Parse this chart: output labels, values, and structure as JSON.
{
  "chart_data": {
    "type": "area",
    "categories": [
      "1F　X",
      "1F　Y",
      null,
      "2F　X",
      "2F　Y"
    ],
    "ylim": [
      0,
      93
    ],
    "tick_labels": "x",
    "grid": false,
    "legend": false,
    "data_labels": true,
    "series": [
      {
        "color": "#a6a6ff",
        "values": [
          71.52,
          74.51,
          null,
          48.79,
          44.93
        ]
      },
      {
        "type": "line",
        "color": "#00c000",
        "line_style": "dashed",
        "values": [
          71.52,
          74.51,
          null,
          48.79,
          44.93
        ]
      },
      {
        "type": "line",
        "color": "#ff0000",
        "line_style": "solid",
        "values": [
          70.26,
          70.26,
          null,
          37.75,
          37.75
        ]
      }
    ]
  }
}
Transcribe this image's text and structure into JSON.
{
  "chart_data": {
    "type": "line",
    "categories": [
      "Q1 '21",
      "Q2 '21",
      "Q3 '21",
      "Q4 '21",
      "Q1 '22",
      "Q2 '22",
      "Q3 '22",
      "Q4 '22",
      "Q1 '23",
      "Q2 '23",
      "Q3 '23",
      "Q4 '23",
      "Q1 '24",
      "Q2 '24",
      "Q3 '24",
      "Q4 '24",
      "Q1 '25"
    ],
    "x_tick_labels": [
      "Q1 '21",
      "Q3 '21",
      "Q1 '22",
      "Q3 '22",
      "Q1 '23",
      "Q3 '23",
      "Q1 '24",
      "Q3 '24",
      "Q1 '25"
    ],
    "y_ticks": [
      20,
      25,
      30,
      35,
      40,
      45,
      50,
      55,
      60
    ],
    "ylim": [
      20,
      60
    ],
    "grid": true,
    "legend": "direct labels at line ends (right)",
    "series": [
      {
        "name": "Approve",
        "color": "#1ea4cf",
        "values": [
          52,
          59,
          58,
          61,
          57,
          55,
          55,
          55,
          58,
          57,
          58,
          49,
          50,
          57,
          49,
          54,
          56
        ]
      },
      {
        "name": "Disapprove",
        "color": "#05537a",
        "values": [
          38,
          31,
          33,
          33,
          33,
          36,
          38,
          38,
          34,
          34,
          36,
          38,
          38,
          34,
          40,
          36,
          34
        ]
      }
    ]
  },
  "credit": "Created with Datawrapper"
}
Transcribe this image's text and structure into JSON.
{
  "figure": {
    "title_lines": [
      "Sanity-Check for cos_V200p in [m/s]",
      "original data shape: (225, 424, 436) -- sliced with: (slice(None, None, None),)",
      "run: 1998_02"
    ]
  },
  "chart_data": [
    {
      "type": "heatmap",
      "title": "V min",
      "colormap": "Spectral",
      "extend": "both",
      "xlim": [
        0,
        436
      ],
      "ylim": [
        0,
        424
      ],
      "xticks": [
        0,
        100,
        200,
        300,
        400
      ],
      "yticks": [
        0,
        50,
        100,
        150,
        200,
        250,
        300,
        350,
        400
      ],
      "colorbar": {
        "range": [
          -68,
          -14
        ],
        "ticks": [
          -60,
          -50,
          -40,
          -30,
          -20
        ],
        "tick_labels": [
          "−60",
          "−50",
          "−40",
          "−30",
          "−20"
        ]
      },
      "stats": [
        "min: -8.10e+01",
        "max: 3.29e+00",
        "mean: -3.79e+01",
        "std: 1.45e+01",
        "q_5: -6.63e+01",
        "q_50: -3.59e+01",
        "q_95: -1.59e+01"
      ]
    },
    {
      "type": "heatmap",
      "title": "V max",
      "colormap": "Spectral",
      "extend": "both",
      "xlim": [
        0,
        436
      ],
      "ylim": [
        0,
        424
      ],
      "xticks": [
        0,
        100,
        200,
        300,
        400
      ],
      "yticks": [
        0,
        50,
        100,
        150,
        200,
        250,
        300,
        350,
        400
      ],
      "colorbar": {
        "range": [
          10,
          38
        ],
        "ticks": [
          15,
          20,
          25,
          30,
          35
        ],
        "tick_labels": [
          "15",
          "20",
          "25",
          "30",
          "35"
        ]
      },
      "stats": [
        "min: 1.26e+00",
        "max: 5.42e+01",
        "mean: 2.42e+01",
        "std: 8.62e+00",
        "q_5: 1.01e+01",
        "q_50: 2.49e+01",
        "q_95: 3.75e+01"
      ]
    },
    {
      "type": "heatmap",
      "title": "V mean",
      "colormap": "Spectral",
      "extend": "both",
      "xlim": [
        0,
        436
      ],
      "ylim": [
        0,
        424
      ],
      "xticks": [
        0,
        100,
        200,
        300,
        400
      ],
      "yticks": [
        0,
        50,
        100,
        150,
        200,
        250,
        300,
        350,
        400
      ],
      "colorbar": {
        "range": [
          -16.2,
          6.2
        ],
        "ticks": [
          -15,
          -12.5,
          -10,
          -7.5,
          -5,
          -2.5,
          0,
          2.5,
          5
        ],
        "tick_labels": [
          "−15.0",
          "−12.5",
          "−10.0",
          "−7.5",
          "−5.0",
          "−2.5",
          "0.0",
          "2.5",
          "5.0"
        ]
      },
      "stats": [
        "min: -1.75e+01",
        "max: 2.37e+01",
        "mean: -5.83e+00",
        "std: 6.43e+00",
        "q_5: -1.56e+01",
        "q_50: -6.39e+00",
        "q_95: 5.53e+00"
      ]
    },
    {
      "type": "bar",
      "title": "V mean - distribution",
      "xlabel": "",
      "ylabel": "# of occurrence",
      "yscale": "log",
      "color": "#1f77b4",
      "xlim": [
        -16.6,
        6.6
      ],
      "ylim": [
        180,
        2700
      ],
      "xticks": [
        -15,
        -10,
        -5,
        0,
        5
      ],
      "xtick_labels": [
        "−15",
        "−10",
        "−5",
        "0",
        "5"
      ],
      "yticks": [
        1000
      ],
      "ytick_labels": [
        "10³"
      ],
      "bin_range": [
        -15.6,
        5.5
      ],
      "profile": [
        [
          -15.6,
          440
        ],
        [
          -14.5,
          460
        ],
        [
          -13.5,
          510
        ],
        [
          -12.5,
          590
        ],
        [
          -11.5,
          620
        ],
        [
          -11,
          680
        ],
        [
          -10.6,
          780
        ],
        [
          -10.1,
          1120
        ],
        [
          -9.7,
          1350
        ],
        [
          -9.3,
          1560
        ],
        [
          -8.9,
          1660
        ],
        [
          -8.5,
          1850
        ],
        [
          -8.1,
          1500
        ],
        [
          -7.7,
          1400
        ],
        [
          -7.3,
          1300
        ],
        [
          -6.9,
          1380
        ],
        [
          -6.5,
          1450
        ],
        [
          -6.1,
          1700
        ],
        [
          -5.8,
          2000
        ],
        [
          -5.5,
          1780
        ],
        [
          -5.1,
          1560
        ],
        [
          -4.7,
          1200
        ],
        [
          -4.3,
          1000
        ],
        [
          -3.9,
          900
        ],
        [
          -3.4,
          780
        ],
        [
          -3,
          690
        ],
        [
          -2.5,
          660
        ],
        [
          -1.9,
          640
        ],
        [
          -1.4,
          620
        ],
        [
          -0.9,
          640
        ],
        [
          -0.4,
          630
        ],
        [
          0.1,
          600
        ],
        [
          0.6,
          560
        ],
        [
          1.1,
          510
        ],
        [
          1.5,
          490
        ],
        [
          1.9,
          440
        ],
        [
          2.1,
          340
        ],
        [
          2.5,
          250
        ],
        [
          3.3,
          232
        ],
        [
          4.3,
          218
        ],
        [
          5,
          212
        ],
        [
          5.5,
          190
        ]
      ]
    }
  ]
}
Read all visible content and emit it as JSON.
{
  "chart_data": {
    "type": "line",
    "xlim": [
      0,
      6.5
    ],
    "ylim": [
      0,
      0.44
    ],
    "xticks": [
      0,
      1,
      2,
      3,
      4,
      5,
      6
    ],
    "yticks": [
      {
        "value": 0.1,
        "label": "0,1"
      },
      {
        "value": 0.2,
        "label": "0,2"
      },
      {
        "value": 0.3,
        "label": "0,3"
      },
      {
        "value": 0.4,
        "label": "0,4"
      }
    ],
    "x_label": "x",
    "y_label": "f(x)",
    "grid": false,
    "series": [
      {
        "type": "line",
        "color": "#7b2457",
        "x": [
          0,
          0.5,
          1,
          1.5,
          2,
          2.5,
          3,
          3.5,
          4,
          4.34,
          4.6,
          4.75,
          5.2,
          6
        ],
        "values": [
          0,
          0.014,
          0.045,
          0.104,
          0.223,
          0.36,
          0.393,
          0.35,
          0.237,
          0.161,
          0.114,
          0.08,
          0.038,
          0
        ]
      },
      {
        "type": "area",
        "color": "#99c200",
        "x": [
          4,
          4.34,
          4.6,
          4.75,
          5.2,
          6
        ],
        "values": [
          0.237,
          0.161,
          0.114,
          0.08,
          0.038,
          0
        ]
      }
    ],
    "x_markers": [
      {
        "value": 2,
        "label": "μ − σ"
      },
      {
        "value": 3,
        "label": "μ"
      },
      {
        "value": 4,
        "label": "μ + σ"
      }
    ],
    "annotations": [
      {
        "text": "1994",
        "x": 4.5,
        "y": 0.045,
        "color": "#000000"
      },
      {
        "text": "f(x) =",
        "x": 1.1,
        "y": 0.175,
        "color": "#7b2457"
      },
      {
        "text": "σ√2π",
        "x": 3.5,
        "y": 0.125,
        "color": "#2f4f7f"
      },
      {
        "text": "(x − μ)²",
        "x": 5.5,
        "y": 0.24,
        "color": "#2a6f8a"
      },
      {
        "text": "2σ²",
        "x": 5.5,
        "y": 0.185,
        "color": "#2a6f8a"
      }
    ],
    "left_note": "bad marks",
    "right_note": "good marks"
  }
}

===============

_Exercise directions_
Pick out the lines above that hold the string "mean" and show them.

_Task output_
        "mean: -3.79e+01",
        "mean: 2.42e+01",
      "title": "V mean",
        "mean: -5.83e+00",
      "title": "V mean - distribution",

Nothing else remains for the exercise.